-- start of Material shown --

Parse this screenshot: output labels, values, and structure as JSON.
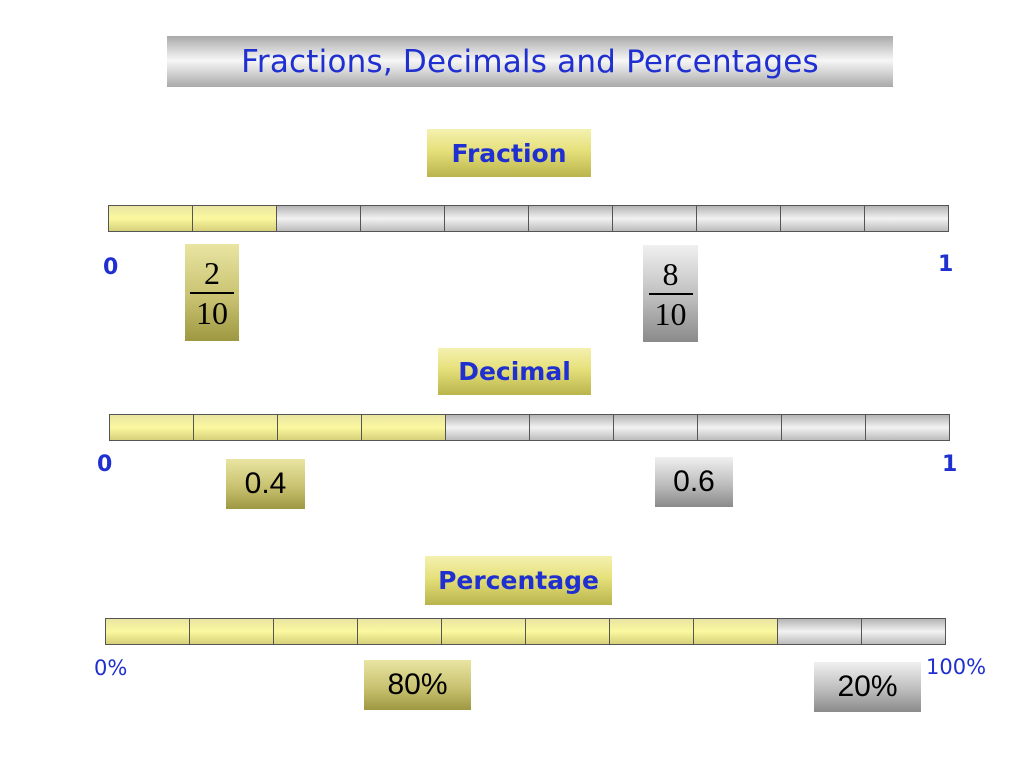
{
  "title": "Fractions, Decimals and Percentages",
  "sections": {
    "fraction": {
      "label": "Fraction",
      "start_label": "0",
      "end_label": "1",
      "segments_total": 10,
      "segments_filled": 2,
      "value_numerator": "2",
      "value_denominator": "10",
      "complement_numerator": "8",
      "complement_denominator": "10"
    },
    "decimal": {
      "label": "Decimal",
      "start_label": "0",
      "end_label": "1",
      "segments_total": 10,
      "segments_filled": 4,
      "value": "0.4",
      "complement": "0.6"
    },
    "percentage": {
      "label": "Percentage",
      "start_label": "0%",
      "end_label": "100%",
      "segments_total": 10,
      "segments_filled": 8,
      "value": "80%",
      "complement": "20%"
    }
  },
  "colors": {
    "title_text": "#1f2fd0",
    "filled_segment": "#fbf89f",
    "empty_segment": "#d9d9d9"
  }
}
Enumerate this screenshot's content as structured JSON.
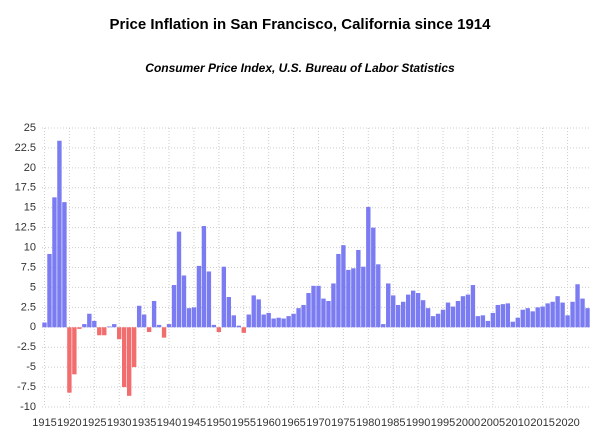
{
  "chart_data": {
    "type": "bar",
    "title": "Price Inflation in San Francisco, California since 1914",
    "subtitle": "Consumer Price Index, U.S. Bureau of Labor Statistics",
    "categories": [
      "1915",
      null,
      null,
      null,
      null,
      "1920",
      null,
      null,
      null,
      null,
      "1925",
      null,
      null,
      null,
      null,
      "1930",
      null,
      null,
      null,
      null,
      "1935",
      null,
      null,
      null,
      null,
      "1940",
      null,
      null,
      null,
      null,
      "1945",
      null,
      null,
      null,
      null,
      "1950",
      null,
      null,
      null,
      null,
      "1955",
      null,
      null,
      null,
      null,
      "1960",
      null,
      null,
      null,
      null,
      "1965",
      null,
      null,
      null,
      null,
      "1970",
      null,
      null,
      null,
      null,
      "1975",
      null,
      null,
      null,
      null,
      "1980",
      null,
      null,
      null,
      null,
      "1985",
      null,
      null,
      null,
      null,
      "1990",
      null,
      null,
      null,
      null,
      "1995",
      null,
      null,
      null,
      null,
      "2000",
      null,
      null,
      null,
      null,
      "2005",
      null,
      null,
      null,
      null,
      "2010",
      null,
      null,
      null,
      null,
      "2015",
      null,
      null,
      null,
      null,
      "2020",
      null,
      null,
      null,
      null
    ],
    "values": [
      0.6,
      9.2,
      16.3,
      23.4,
      15.7,
      -8.2,
      -5.9,
      -0.2,
      0.4,
      1.7,
      0.8,
      -1.0,
      -1.0,
      0.1,
      0.4,
      -1.5,
      -7.5,
      -8.6,
      -5.0,
      2.7,
      1.6,
      -0.6,
      3.3,
      0.3,
      -1.3,
      0.4,
      5.3,
      12.0,
      6.5,
      2.4,
      2.5,
      7.7,
      12.7,
      7.0,
      0.3,
      -0.6,
      7.6,
      3.8,
      1.5,
      0.2,
      -0.7,
      1.6,
      4.0,
      3.5,
      1.6,
      1.8,
      1.1,
      1.2,
      1.1,
      1.4,
      1.7,
      2.4,
      2.8,
      4.3,
      5.2,
      5.2,
      3.6,
      3.3,
      5.5,
      9.2,
      10.3,
      7.2,
      7.4,
      9.7,
      7.6,
      15.1,
      12.5,
      7.9,
      0.4,
      5.5,
      4.0,
      2.8,
      3.2,
      4.1,
      4.6,
      4.3,
      3.4,
      2.4,
      1.4,
      1.7,
      2.2,
      3.1,
      2.6,
      3.3,
      3.9,
      4.1,
      5.3,
      1.4,
      1.5,
      0.8,
      1.8,
      2.8,
      2.9,
      3.0,
      0.7,
      1.2,
      2.2,
      2.4,
      2.0,
      2.5,
      2.6,
      3.0,
      3.2,
      3.9,
      3.1,
      1.5,
      3.2,
      5.4,
      3.6,
      2.4
    ],
    "color": "#7b7bf2",
    "negative_color": "#f26d6d",
    "ylim": [
      -10,
      25
    ],
    "yticks": [
      25,
      22.5,
      20,
      17.5,
      15,
      12.5,
      10,
      7.5,
      5,
      2.5,
      0,
      -2.5,
      -5,
      -7.5,
      -10
    ],
    "grid": true
  }
}
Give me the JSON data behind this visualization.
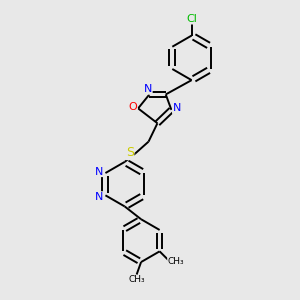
{
  "background_color": "#e8e8e8",
  "bond_color": "#000000",
  "atom_colors": {
    "N": "#0000ff",
    "O": "#ff0000",
    "S": "#cccc00",
    "Cl": "#00bb00",
    "C": "#000000"
  },
  "figsize": [
    3.0,
    3.0
  ],
  "dpi": 100,
  "lw": 1.4,
  "fs": 8.0
}
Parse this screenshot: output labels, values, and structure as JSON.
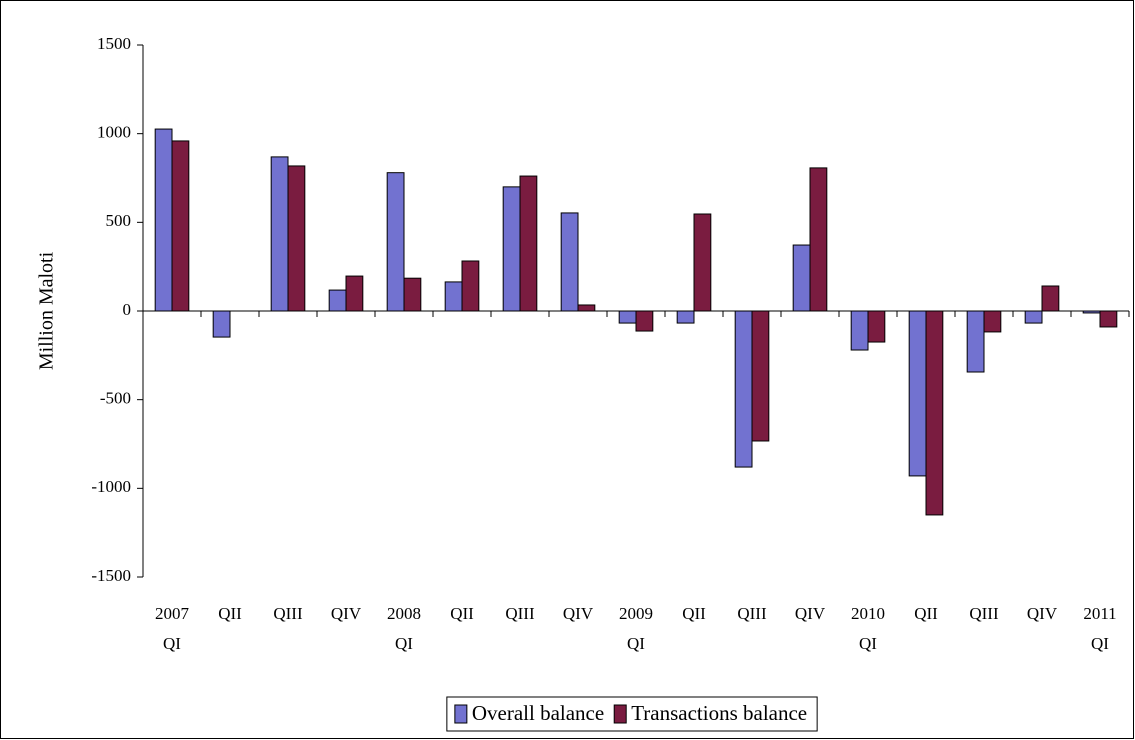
{
  "chart_data": {
    "type": "bar",
    "y_label": "Million Maloti",
    "categories": [
      "2007 QI",
      "QII",
      "QIII",
      "QIV",
      "2008 QI",
      "QII",
      "QIII",
      "QIV",
      "2009 QI",
      "QII",
      "QIII",
      "QIV",
      "2010 QI",
      "QII",
      "QIII",
      "QIV",
      "2011 QI"
    ],
    "series": [
      {
        "name": "Overall balance",
        "color": "#7272d0",
        "values": [
          1026,
          -147,
          869,
          118,
          780,
          164,
          700,
          553,
          -68,
          -68,
          -880,
          372,
          -220,
          -930,
          -344,
          -68,
          -11
        ]
      },
      {
        "name": "Transactions balance",
        "color": "#7a1c40",
        "values": [
          959,
          null,
          818,
          197,
          185,
          282,
          761,
          34,
          -113,
          547,
          -733,
          807,
          -175,
          -1150,
          -118,
          141,
          -90
        ]
      }
    ],
    "ylim": [
      -1500,
      1500
    ],
    "yticks": [
      -1500,
      -1000,
      -500,
      0,
      500,
      1000,
      1500
    ],
    "legend": "bottom"
  }
}
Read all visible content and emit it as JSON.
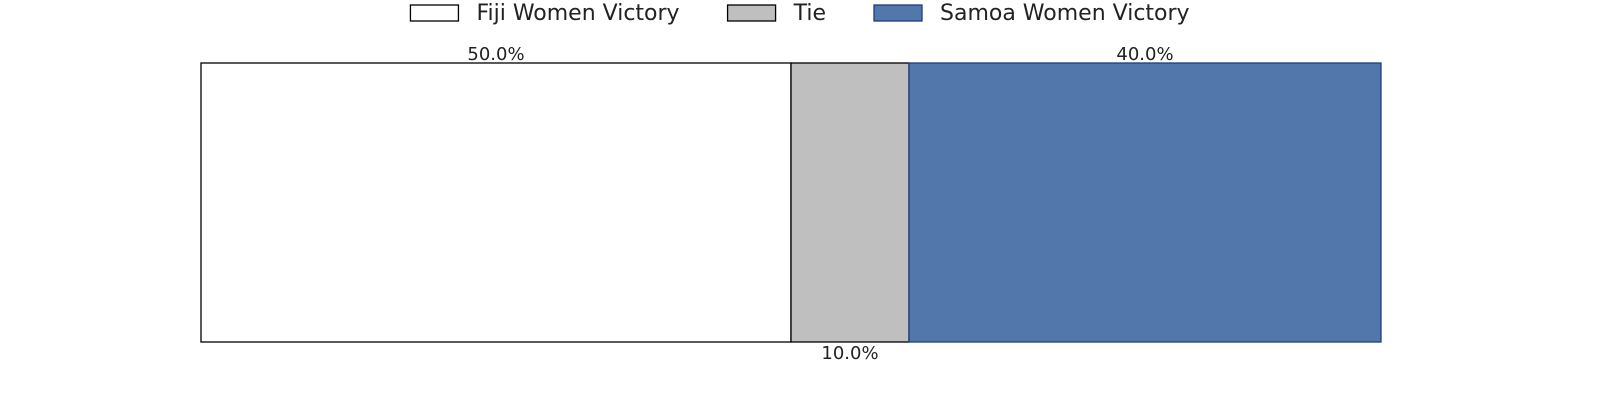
{
  "chart_data": {
    "type": "stacked-bar",
    "series": [
      {
        "name": "Fiji Women Victory",
        "color": "#ffffff",
        "edge": "#000000",
        "values": [
          50
        ],
        "value_labels": [
          "50.0%"
        ]
      },
      {
        "name": "Tie",
        "color": "#bfbfbf",
        "edge": "#000000",
        "values": [
          10
        ],
        "value_labels": [
          "10.0%"
        ]
      },
      {
        "name": "Samoa Women Victory",
        "color": "#5277ab",
        "edge": "#1f3d7a",
        "values": [
          40
        ],
        "value_labels": [
          "40.0%"
        ]
      }
    ],
    "legend": "top"
  }
}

-- end of Material shown --

Copy each line holding the word "content" from the listing above.

» **Answer to the exercise**
Enumerate this screenshot's content as structured JSON.
Read all visible content and emit it as JSON.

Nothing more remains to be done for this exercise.